= Rainer Nägele =

Liechtensteiner-American literary scholar (1943–2022)

Rainer Nägele (August 2, 1943 – May 12, 2022) was an American literary scholar whose research primarily focused on modern German and comparative literature. He was the author of several books, including Reading after Freud: Essays on Goethe, Hölderlin, Habermas, Nietzsche, Brecht, Celan, and Freud. Nägele was the Alfred C. & Martha F. Mohr Professor Emeritus of German Language and Literature at Yale University.

==Life and career==
Nägele was born in Triesen, Liechtenstein. He completed his Abitur in St. Gallen, Switzerland, and Balzers, Liechtenstein. He studied at the University of Innsbruck (Austria) and the University of Göttingen and earned his Ph.D. in 1971 at the University of California, Santa Barbara. His dissertation was titled "Formen der Utopie bei Friedrich Hölderlin".

▸ **WORK TO DO**:
a – Reproduce the Rainer Nägele biography word for word, in full.
b – Format the lines of the records as a JSON list of strings, one string per line and no blank lines. Begin with the first line of the records and stop after the line that contains "touch-point bbox=[857, 557, 877, 577]", including both.

▸ **PROVIDED MATERIAL**:
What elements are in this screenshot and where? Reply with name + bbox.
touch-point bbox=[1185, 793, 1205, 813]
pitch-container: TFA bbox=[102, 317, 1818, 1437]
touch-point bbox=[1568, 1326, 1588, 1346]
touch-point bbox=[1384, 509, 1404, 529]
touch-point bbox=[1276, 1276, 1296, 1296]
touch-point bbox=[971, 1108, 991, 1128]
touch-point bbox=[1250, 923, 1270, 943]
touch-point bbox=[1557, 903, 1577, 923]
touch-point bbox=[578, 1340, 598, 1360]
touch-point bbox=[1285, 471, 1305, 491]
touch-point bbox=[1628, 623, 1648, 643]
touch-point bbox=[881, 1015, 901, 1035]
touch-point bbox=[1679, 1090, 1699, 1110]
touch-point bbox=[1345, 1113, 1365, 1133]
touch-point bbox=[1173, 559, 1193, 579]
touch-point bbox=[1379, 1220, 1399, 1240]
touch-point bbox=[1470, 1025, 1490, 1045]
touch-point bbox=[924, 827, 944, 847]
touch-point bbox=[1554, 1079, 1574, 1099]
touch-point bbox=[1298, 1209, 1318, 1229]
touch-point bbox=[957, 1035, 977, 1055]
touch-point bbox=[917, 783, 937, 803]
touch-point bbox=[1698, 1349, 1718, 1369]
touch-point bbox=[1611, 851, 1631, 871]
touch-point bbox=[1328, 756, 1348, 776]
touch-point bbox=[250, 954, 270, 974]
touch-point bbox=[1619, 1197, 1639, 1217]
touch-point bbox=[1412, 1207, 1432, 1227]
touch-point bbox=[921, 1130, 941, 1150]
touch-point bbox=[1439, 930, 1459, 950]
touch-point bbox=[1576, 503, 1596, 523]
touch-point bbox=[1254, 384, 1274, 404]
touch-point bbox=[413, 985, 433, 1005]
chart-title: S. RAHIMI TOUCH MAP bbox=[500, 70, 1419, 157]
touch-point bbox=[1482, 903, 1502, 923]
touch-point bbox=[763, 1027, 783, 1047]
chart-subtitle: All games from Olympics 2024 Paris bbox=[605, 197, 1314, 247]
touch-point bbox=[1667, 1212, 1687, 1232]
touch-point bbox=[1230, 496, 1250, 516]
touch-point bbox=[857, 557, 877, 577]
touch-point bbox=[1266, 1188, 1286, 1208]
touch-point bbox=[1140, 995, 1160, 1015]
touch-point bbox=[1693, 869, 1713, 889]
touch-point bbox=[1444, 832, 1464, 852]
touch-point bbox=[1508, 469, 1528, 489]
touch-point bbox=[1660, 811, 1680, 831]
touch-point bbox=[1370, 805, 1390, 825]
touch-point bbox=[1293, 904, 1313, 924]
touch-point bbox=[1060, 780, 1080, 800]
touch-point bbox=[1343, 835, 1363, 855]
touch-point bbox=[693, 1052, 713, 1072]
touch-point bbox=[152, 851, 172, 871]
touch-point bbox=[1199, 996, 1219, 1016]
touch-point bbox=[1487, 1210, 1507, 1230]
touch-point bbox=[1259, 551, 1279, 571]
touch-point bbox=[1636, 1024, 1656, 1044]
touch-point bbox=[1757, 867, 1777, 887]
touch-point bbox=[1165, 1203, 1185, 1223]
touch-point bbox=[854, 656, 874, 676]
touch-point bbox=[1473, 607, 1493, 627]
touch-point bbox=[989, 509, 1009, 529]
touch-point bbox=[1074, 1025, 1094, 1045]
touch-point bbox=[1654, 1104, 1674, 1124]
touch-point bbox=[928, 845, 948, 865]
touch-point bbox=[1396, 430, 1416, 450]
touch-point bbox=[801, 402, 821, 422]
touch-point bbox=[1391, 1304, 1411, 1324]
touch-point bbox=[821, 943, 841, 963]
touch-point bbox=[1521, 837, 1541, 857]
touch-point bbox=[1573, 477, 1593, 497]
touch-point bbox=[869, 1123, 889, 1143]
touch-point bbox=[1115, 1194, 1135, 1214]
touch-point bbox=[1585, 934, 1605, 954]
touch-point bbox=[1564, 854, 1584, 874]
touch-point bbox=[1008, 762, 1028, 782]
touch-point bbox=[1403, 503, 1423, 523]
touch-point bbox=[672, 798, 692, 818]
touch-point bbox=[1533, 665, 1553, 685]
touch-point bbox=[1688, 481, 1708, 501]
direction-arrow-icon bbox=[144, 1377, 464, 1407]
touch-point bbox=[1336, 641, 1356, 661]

▸ **RESULTS**:
a –
= Rainer Nägele =

Liechtensteiner-American literary scholar (1943–2022)

Rainer Nägele (August 2, 1943 – May 12, 2022) was an American literary scholar whose research primarily focused on modern German and comparative literature. He was the author of several books, including Reading after Freud: Essays on Goethe, Hölderlin, Habermas, Nietzsche, Brecht, Celan, and Freud. Nägele was the Alfred C. & Martha F. Mohr Professor Emeritus of German Language and Literature at Yale University.

==Life and career==
Nägele was born in Triesen, Liechtenstein. He completed his Abitur in St. Gallen, Switzerland, and Balzers, Liechtenstein. He studied at the University of Innsbruck (Austria) and the University of Göttingen and earned his Ph.D. in 1971 at the University of California, Santa Barbara. His dissertation was titled "Formen der Utopie bei Friedrich Hölderlin".

b –
[
  "What elements are in this screenshot and where? Reply with name + bbox.",
  "touch-point bbox=[1185, 793, 1205, 813]",
  "pitch-container: TFA bbox=[102, 317, 1818, 1437]",
  "touch-point bbox=[1568, 1326, 1588, 1346]",
  "touch-point bbox=[1384, 509, 1404, 529]",
  "touch-point bbox=[1276, 1276, 1296, 1296]",
  "touch-point bbox=[971, 1108, 991, 1128]",
  "touch-point bbox=[1250, 923, 1270, 943]",
  "touch-point bbox=[1557, 903, 1577, 923]",
  "touch-point bbox=[578, 1340, 598, 1360]",
  "touch-point bbox=[1285, 471, 1305, 491]",
  "touch-point bbox=[1628, 623, 1648, 643]",
  "touch-point bbox=[881, 1015, 901, 1035]",
  "touch-point bbox=[1679, 1090, 1699, 1110]",
  "touch-point bbox=[1345, 1113, 1365, 1133]",
  "touch-point bbox=[1173, 559, 1193, 579]",
  "touch-point bbox=[1379, 1220, 1399, 1240]",
  "touch-point bbox=[1470, 1025, 1490, 1045]",
  "touch-point bbox=[924, 827, 944, 847]",
  "touch-point bbox=[1554, 1079, 1574, 1099]",
  "touch-point bbox=[1298, 1209, 1318, 1229]",
  "touch-point bbox=[957, 1035, 977, 1055]",
  "touch-point bbox=[917, 783, 937, 803]",
  "touch-point bbox=[1698, 1349, 1718, 1369]",
  "touch-point bbox=[1611, 851, 1631, 871]",
  "touch-point bbox=[1328, 756, 1348, 776]",
  "touch-point bbox=[250, 954, 270, 974]",
  "touch-point bbox=[1619, 1197, 1639, 1217]",
  "touch-point bbox=[1412, 1207, 1432, 1227]",
  "touch-point bbox=[921, 1130, 941, 1150]",
  "touch-point bbox=[1439, 930, 1459, 950]",
  "touch-point bbox=[1576, 503, 1596, 523]",
  "touch-point bbox=[1254, 384, 1274, 404]",
  "touch-point bbox=[413, 985, 433, 1005]",
  "chart-title: S. RAHIMI TOUCH MAP bbox=[500, 70, 1419, 157]",
  "touch-point bbox=[1482, 903, 1502, 923]",
  "touch-point bbox=[763, 1027, 783, 1047]",
  "chart-subtitle: All games from Olympics 2024 Paris bbox=[605, 197, 1314, 247]",
  "touch-point bbox=[1667, 1212, 1687, 1232]",
  "touch-point bbox=[1230, 496, 1250, 516]",
  "touch-point bbox=[857, 557, 877, 577]"
]